>>>

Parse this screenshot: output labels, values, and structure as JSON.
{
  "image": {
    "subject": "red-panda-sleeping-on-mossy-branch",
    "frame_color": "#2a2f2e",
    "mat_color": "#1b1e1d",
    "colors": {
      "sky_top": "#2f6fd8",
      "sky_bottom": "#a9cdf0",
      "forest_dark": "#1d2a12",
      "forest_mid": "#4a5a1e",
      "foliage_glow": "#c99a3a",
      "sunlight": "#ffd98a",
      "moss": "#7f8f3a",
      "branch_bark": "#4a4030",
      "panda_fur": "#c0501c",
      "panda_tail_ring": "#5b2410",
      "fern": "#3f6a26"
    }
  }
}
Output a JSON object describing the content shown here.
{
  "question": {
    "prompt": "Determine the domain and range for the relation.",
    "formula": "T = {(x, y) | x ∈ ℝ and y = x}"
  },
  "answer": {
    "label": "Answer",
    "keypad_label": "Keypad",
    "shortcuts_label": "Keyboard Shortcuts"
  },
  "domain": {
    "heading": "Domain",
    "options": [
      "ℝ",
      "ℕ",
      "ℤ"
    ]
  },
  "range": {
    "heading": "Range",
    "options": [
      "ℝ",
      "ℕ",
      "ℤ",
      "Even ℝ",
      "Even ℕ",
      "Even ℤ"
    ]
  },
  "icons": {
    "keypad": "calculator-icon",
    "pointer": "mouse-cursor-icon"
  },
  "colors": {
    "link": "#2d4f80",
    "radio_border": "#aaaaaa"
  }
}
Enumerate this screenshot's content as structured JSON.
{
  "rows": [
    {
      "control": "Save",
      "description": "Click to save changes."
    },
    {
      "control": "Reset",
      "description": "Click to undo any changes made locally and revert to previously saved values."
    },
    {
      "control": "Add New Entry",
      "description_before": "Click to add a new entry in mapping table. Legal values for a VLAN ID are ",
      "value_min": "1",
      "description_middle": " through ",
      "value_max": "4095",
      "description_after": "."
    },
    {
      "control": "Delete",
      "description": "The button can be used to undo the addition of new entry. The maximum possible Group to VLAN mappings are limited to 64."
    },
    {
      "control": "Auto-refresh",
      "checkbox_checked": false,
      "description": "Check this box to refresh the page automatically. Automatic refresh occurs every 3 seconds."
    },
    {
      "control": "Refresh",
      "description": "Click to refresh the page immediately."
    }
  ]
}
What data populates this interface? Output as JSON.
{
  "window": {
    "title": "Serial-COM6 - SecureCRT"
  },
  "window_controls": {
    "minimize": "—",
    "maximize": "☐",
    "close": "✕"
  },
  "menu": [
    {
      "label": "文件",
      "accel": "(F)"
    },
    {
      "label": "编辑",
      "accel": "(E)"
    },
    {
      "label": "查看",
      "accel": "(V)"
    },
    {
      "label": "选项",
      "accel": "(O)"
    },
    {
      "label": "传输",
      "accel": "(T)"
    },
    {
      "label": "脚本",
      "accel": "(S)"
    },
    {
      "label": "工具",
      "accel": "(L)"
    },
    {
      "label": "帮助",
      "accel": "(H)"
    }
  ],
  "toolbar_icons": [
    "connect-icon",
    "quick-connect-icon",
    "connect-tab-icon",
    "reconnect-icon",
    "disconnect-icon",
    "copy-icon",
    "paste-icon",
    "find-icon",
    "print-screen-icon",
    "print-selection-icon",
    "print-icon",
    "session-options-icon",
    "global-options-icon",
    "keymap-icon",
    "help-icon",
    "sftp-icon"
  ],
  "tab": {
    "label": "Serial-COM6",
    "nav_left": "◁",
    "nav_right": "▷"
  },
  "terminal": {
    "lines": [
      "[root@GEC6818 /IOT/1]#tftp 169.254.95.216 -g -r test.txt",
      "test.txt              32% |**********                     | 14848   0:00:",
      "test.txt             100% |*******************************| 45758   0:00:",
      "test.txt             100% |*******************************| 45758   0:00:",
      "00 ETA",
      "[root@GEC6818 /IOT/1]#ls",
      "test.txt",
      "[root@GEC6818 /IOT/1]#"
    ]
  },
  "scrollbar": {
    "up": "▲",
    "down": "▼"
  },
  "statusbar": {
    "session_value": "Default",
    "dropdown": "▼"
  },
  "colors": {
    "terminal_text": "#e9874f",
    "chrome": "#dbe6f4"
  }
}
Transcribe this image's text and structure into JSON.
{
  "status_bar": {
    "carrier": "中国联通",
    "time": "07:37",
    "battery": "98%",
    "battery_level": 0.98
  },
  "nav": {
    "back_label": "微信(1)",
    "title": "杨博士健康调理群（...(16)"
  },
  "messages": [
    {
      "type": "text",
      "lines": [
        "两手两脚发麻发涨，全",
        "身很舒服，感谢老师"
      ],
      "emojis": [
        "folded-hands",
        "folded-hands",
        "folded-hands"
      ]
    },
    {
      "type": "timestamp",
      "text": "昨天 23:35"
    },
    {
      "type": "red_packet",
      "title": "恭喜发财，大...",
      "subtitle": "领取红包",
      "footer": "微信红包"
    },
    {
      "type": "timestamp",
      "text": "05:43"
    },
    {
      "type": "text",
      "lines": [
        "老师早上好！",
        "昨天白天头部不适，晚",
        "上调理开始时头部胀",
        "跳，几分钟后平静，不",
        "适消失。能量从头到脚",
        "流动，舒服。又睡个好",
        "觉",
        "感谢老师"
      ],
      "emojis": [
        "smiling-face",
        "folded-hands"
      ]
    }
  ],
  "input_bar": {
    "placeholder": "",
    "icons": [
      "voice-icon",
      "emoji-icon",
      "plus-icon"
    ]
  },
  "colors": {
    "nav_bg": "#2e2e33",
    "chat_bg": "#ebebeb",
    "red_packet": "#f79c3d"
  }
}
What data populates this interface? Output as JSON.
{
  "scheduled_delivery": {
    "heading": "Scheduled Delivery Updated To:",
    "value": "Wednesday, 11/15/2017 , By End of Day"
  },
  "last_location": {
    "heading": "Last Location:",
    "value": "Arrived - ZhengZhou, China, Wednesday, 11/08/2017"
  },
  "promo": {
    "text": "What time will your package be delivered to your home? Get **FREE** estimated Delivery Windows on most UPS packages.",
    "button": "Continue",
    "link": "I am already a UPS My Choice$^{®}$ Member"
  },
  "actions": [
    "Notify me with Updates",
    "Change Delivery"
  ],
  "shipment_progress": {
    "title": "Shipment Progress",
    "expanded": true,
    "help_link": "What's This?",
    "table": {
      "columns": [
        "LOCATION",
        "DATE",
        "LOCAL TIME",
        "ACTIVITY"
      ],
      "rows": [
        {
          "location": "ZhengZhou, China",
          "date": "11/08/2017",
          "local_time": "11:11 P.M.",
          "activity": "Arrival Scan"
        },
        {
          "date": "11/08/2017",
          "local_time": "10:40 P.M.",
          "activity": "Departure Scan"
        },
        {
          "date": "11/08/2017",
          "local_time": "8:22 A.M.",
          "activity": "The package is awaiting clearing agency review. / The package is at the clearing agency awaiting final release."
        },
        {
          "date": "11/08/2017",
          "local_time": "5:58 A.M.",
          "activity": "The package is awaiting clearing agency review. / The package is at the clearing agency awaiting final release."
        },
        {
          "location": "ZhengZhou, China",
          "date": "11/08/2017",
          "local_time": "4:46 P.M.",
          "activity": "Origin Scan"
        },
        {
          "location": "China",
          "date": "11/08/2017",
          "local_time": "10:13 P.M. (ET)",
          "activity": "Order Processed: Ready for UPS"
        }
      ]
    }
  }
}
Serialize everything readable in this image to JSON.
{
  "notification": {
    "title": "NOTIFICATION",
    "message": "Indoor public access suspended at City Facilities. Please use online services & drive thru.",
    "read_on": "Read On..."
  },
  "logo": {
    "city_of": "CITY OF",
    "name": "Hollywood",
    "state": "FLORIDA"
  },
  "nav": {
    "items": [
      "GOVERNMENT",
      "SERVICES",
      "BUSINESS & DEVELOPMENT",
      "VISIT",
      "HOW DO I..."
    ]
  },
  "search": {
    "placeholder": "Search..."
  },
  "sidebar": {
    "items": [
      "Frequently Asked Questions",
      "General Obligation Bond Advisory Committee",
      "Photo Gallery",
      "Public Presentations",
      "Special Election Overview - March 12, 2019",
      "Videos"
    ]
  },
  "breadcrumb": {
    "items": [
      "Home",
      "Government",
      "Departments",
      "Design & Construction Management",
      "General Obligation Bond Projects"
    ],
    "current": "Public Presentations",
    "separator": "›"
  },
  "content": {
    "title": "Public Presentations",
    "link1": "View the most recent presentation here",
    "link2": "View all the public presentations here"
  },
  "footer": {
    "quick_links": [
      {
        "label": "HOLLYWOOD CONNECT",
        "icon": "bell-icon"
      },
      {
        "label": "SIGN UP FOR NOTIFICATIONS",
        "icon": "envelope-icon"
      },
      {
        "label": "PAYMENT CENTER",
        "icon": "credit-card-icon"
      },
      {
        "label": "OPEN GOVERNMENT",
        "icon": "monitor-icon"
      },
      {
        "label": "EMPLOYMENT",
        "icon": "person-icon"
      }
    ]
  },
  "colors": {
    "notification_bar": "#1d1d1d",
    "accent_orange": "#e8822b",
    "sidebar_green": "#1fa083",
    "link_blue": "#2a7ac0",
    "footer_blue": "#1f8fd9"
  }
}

<<<

> [Task instructions]
All lines from the one that contains "Serialize everything readable" through the end of the material are to be quoted exactly, with both ends included.

> [Expected output]
Serialize everything readable in this image to JSON.
{
  "notification": {
    "title": "NOTIFICATION",
    "message": "Indoor public access suspended at City Facilities. Please use online services & drive thru.",
    "read_on": "Read On..."
  },
  "logo": {
    "city_of": "CITY OF",
    "name": "Hollywood",
    "state": "FLORIDA"
  },
  "nav": {
    "items": [
      "GOVERNMENT",
      "SERVICES",
      "BUSINESS & DEVELOPMENT",
      "VISIT",
      "HOW DO I..."
    ]
  },
  "search": {
    "placeholder": "Search..."
  },
  "sidebar": {
    "items": [
      "Frequently Asked Questions",
      "General Obligation Bond Advisory Committee",
      "Photo Gallery",
      "Public Presentations",
      "Special Election Overview - March 12, 2019",
      "Videos"
    ]
  },
  "breadcrumb": {
    "items": [
      "Home",
      "Government",
      "Departments",
      "Design & Construction Management",
      "General Obligation Bond Projects"
    ],
    "current": "Public Presentations",
    "separator": "›"
  },
  "content": {
    "title": "Public Presentations",
    "link1": "View the most recent presentation here",
    "link2": "View all the public presentations here"
  },
  "footer": {
    "quick_links": [
      {
        "label": "HOLLYWOOD CONNECT",
        "icon": "bell-icon"
      },
      {
        "label": "SIGN UP FOR NOTIFICATIONS",
        "icon": "envelope-icon"
      },
      {
        "label": "PAYMENT CENTER",
        "icon": "credit-card-icon"
      },
      {
        "label": "OPEN GOVERNMENT",
        "icon": "monitor-icon"
      },
      {
        "label": "EMPLOYMENT",
        "icon": "person-icon"
      }
    ]
  },
  "colors": {
    "notification_bar": "#1d1d1d",
    "accent_orange": "#e8822b",
    "sidebar_green": "#1fa083",
    "link_blue": "#2a7ac0",
    "footer_blue": "#1f8fd9"
  }
}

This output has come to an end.